- _Dataset records_:
--- begin ---
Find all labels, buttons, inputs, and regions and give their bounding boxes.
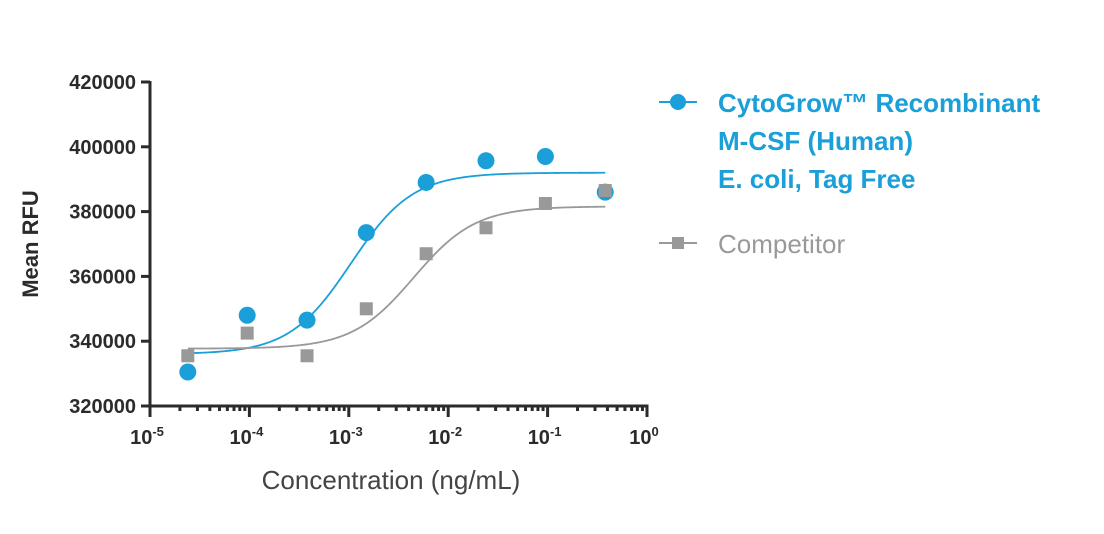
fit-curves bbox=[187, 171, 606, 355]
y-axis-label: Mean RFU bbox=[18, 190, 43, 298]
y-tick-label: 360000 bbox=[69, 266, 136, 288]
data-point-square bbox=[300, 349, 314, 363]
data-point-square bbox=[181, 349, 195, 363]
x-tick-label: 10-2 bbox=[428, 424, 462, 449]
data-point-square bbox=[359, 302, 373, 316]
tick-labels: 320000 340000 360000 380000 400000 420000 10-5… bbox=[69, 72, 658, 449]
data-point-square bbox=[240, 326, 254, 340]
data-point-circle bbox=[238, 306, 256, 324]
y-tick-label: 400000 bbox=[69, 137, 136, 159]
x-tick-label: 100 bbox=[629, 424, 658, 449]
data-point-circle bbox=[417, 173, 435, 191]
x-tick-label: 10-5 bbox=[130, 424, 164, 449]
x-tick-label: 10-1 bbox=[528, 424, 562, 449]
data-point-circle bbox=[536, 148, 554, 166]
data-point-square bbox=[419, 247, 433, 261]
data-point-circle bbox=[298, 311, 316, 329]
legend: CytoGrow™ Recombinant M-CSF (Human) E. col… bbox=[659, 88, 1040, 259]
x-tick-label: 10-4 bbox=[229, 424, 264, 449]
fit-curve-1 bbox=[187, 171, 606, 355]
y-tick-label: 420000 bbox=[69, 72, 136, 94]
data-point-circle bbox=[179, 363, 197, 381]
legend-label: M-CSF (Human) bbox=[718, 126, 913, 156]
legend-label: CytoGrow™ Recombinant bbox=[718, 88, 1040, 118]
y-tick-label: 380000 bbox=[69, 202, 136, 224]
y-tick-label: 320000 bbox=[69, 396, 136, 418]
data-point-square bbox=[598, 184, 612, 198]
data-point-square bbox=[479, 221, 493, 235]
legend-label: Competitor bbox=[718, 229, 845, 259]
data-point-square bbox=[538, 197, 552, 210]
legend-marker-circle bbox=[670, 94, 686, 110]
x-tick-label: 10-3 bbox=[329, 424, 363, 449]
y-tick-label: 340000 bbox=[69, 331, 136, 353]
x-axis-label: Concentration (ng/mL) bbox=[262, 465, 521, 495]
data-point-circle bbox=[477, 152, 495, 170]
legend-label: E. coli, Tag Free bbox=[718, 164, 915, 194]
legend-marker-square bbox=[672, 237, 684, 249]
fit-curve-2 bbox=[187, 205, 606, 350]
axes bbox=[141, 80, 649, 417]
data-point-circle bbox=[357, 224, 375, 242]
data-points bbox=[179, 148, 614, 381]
--- end ---
- _What is expected_: Please reproduce all of the entries above word for word, omitting the pictures.

- _Solution for this problem_:
Find all labels, buttons, inputs, and regions and give their bounding boxes.
fit-curves bbox=[187, 171, 606, 355]
y-axis-label: Mean RFU bbox=[18, 190, 43, 298]
y-tick-label: 360000 bbox=[69, 266, 136, 288]
data-point-square bbox=[300, 349, 314, 363]
data-point-square bbox=[181, 349, 195, 363]
x-tick-label: 10-2 bbox=[428, 424, 462, 449]
data-point-square bbox=[359, 302, 373, 316]
tick-labels: 320000 340000 360000 380000 400000 420000 10-5… bbox=[69, 72, 658, 449]
data-point-square bbox=[240, 326, 254, 340]
data-point-circle bbox=[238, 306, 256, 324]
y-tick-label: 400000 bbox=[69, 137, 136, 159]
x-tick-label: 100 bbox=[629, 424, 658, 449]
data-point-circle bbox=[417, 173, 435, 191]
x-tick-label: 10-5 bbox=[130, 424, 164, 449]
x-tick-label: 10-1 bbox=[528, 424, 562, 449]
data-point-circle bbox=[536, 148, 554, 166]
data-point-square bbox=[419, 247, 433, 261]
data-point-circle bbox=[298, 311, 316, 329]
legend: CytoGrow™ Recombinant M-CSF (Human) E. col… bbox=[659, 88, 1040, 259]
x-tick-label: 10-4 bbox=[229, 424, 264, 449]
fit-curve-1 bbox=[187, 171, 606, 355]
y-tick-label: 420000 bbox=[69, 72, 136, 94]
data-point-circle bbox=[179, 363, 197, 381]
legend-label: M-CSF (Human) bbox=[718, 126, 913, 156]
legend-label: CytoGrow™ Recombinant bbox=[718, 88, 1040, 118]
y-tick-label: 380000 bbox=[69, 202, 136, 224]
y-tick-label: 320000 bbox=[69, 396, 136, 418]
data-point-square bbox=[598, 184, 612, 198]
data-point-square bbox=[479, 221, 493, 235]
legend-label: Competitor bbox=[718, 229, 845, 259]
data-point-square bbox=[538, 197, 552, 210]
legend-marker-circle bbox=[670, 94, 686, 110]
x-tick-label: 10-3 bbox=[329, 424, 363, 449]
y-tick-label: 340000 bbox=[69, 331, 136, 353]
x-axis-label: Concentration (ng/mL) bbox=[262, 465, 521, 495]
data-point-circle bbox=[477, 152, 495, 170]
legend-label: E. coli, Tag Free bbox=[718, 164, 915, 194]
legend-marker-square bbox=[672, 237, 684, 249]
fit-curve-2 bbox=[187, 205, 606, 350]
axes bbox=[141, 80, 649, 417]
data-point-circle bbox=[357, 224, 375, 242]
data-points bbox=[179, 148, 614, 381]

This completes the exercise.